:: TASK DATA

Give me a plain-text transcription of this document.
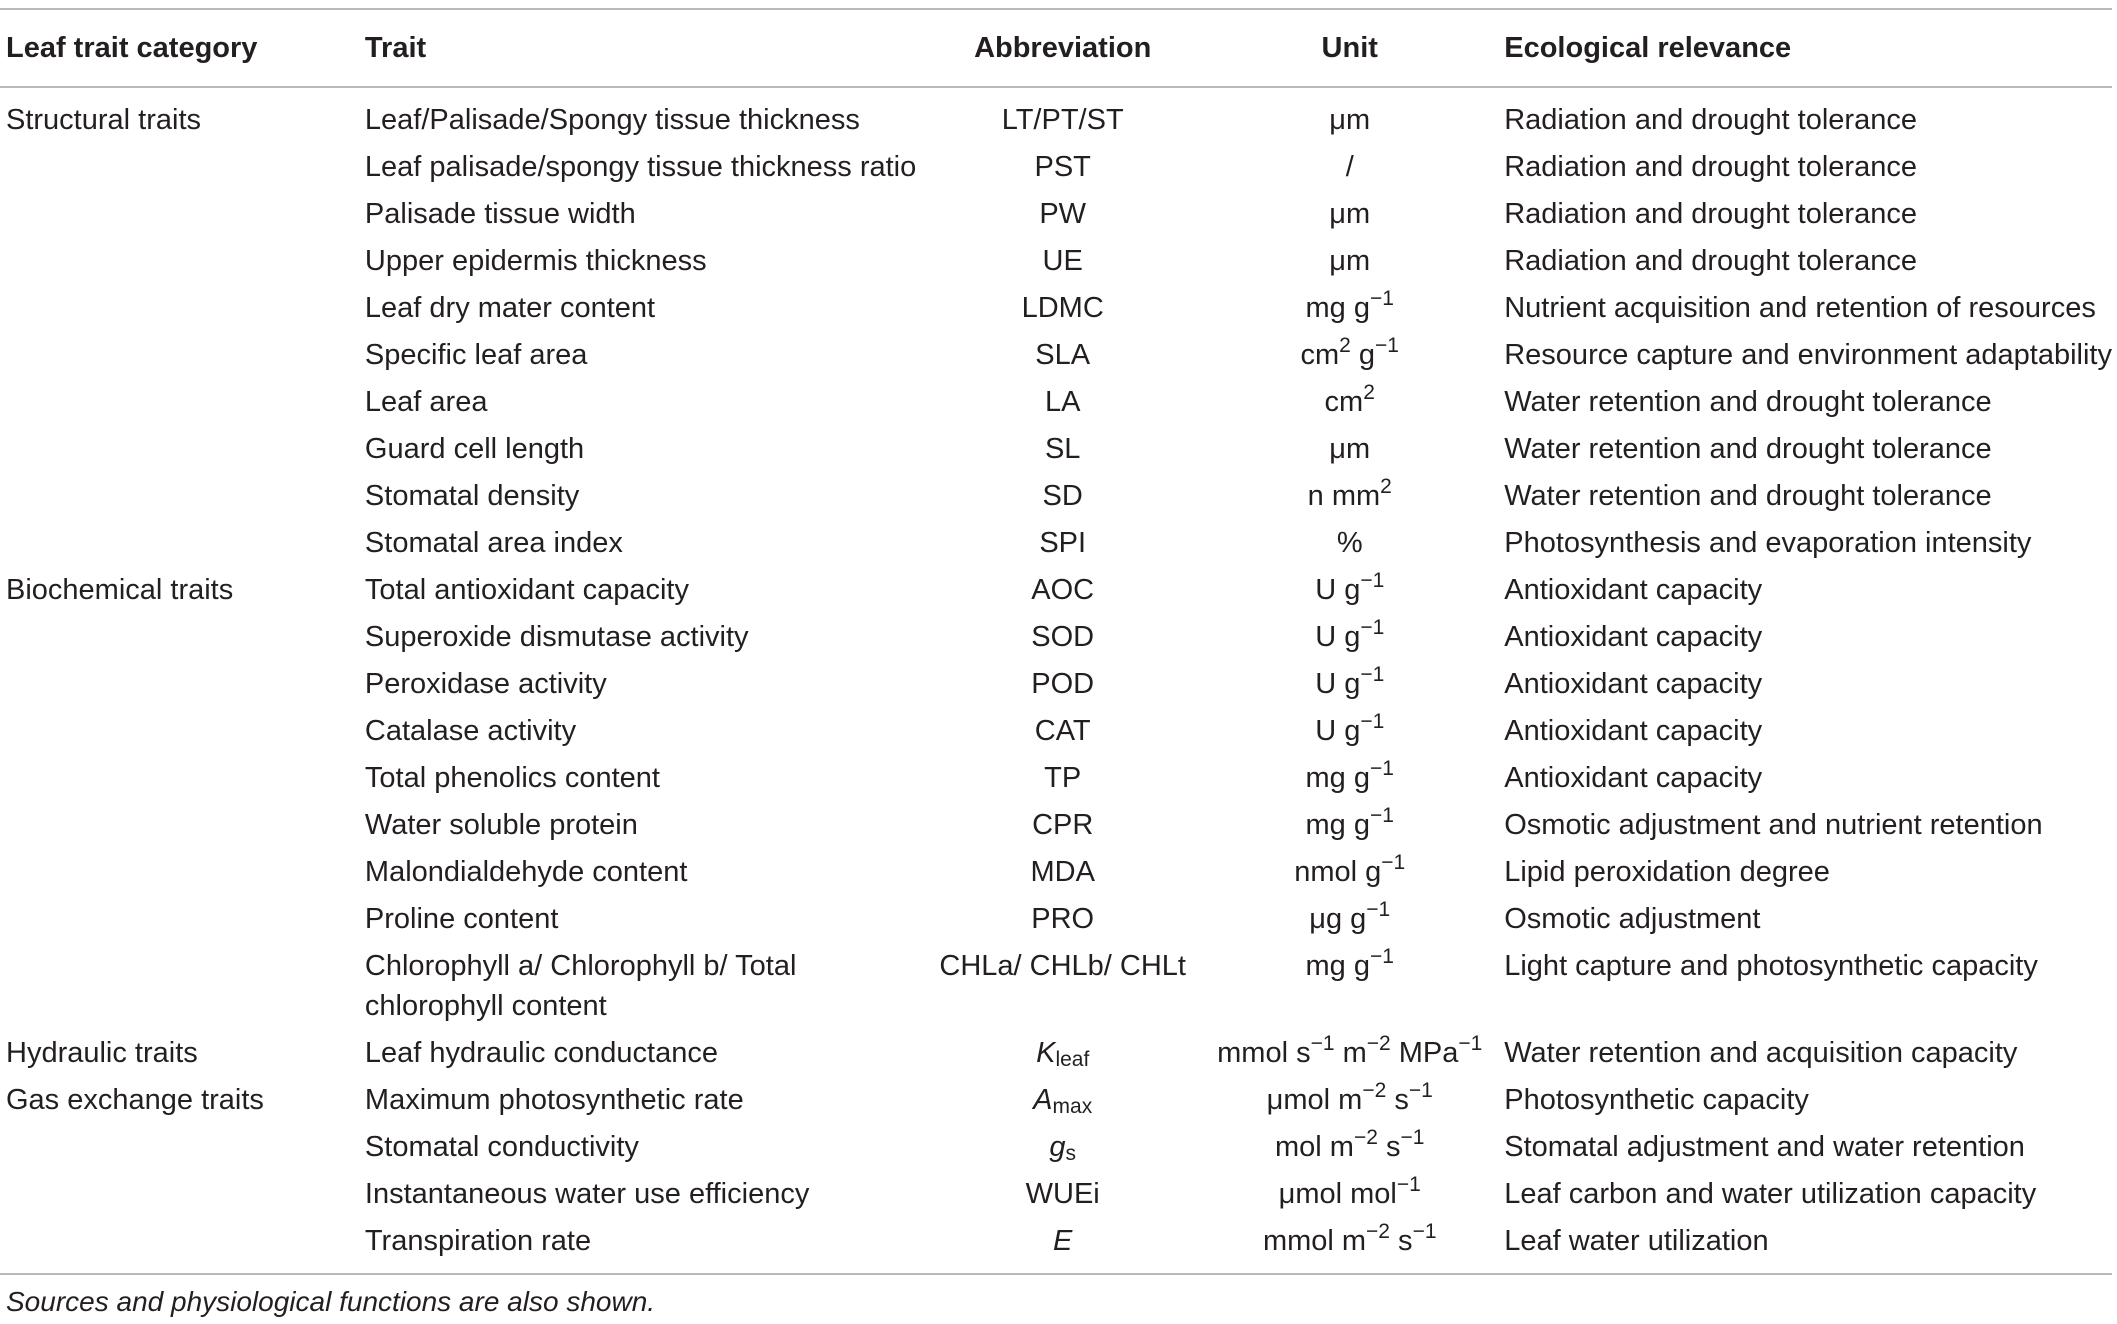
Leaf trait category	Trait	Abbreviation	Unit	Ecological relevance
Structural traits	Leaf/Palisade/Spongy tissue thickness	LT/PT/ST	μm	Radiation and drought tolerance
	Leaf palisade/spongy tissue thickness ratio	PST	/	Radiation and drought tolerance
	Palisade tissue width	PW	μm	Radiation and drought tolerance
	Upper epidermis thickness	UE	μm	Radiation and drought tolerance
	Leaf dry mater content	LDMC	mg $g^{-1}$	Nutrient acquisition and retention of resources
	Specific leaf area	SLA	$cm^2$ $g^{-1}$	Resource capture and environment adaptability
	Leaf area	LA	$cm^2$	Water retention and drought tolerance
	Guard cell length	SL	μm	Water retention and drought tolerance
	Stomatal density	SD	n $mm^2$	Water retention and drought tolerance
	Stomatal area index	SPI	%	Photosynthesis and evaporation intensity
Biochemical traits	Total antioxidant capacity	AOC	U $g^{-1}$	Antioxidant capacity
	Superoxide dismutase activity	SOD	U $g^{-1}$	Antioxidant capacity
	Peroxidase activity	POD	U $g^{-1}$	Antioxidant capacity
	Catalase activity	CAT	U $g^{-1}$	Antioxidant capacity
	Total phenolics content	TP	mg $g^{-1}$	Antioxidant capacity
	Water soluble protein	CPR	mg $g^{-1}$	Osmotic adjustment and nutrient retention
	Malondialdehyde content	MDA	nmol $g^{-1}$	Lipid peroxidation degree
	Proline content	PRO	μg $g^{-1}$	Osmotic adjustment
	Chlorophyll a/ Chlorophyll b/ Total chlorophyll content	CHLa/ CHLb/ CHLt	mg $g^{-1}$	Light capture and photosynthetic capacity
Hydraulic traits	Leaf hydraulic conductance	$K_{leaf}$	mmol $s^{-1}$ $m^{-2}$ MPa$^{-1}$	Water retention and acquisition capacity
Gas exchange traits	Maximum photosynthetic rate	$A_{max}$	μmol $m^{-2}$ $s^{-1}$	Photosynthetic capacity
	Stomatal conductivity	$g_s$	mol $m^{-2}$ $s^{-1}$	Stomatal adjustment and water retention
	Instantaneous water use efficiency	WUEi	μmol mol$^{-1}$	Leaf carbon and water utilization capacity
	Transpiration rate	E	mmol $m^{-2}$ $s^{-1}$	Leaf water utilization
Sources and physiological functions are also shown.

::::

### ASSIGNMENT
Print every record above exactly as written, leaving out the pictures.

### ANSWER TO THIS TASK
Give me a plain-text transcription of this document.
Leaf trait category	Trait	Abbreviation	Unit	Ecological relevance
Structural traits	Leaf/Palisade/Spongy tissue thickness	LT/PT/ST	μm	Radiation and drought tolerance
	Leaf palisade/spongy tissue thickness ratio	PST	/	Radiation and drought tolerance
	Palisade tissue width	PW	μm	Radiation and drought tolerance
	Upper epidermis thickness	UE	μm	Radiation and drought tolerance
	Leaf dry mater content	LDMC	mg $g^{-1}$	Nutrient acquisition and retention of resources
	Specific leaf area	SLA	$cm^2$ $g^{-1}$	Resource capture and environment adaptability
	Leaf area	LA	$cm^2$	Water retention and drought tolerance
	Guard cell length	SL	μm	Water retention and drought tolerance
	Stomatal density	SD	n $mm^2$	Water retention and drought tolerance
	Stomatal area index	SPI	%	Photosynthesis and evaporation intensity
Biochemical traits	Total antioxidant capacity	AOC	U $g^{-1}$	Antioxidant capacity
	Superoxide dismutase activity	SOD	U $g^{-1}$	Antioxidant capacity
	Peroxidase activity	POD	U $g^{-1}$	Antioxidant capacity
	Catalase activity	CAT	U $g^{-1}$	Antioxidant capacity
	Total phenolics content	TP	mg $g^{-1}$	Antioxidant capacity
	Water soluble protein	CPR	mg $g^{-1}$	Osmotic adjustment and nutrient retention
	Malondialdehyde content	MDA	nmol $g^{-1}$	Lipid peroxidation degree
	Proline content	PRO	μg $g^{-1}$	Osmotic adjustment
	Chlorophyll a/ Chlorophyll b/ Total chlorophyll content	CHLa/ CHLb/ CHLt	mg $g^{-1}$	Light capture and photosynthetic capacity
Hydraulic traits	Leaf hydraulic conductance	$K_{leaf}$	mmol $s^{-1}$ $m^{-2}$ MPa$^{-1}$	Water retention and acquisition capacity
Gas exchange traits	Maximum photosynthetic rate	$A_{max}$	μmol $m^{-2}$ $s^{-1}$	Photosynthetic capacity
	Stomatal conductivity	$g_s$	mol $m^{-2}$ $s^{-1}$	Stomatal adjustment and water retention
	Instantaneous water use efficiency	WUEi	μmol mol$^{-1}$	Leaf carbon and water utilization capacity
	Transpiration rate	E	mmol $m^{-2}$ $s^{-1}$	Leaf water utilization
Sources and physiological functions are also shown.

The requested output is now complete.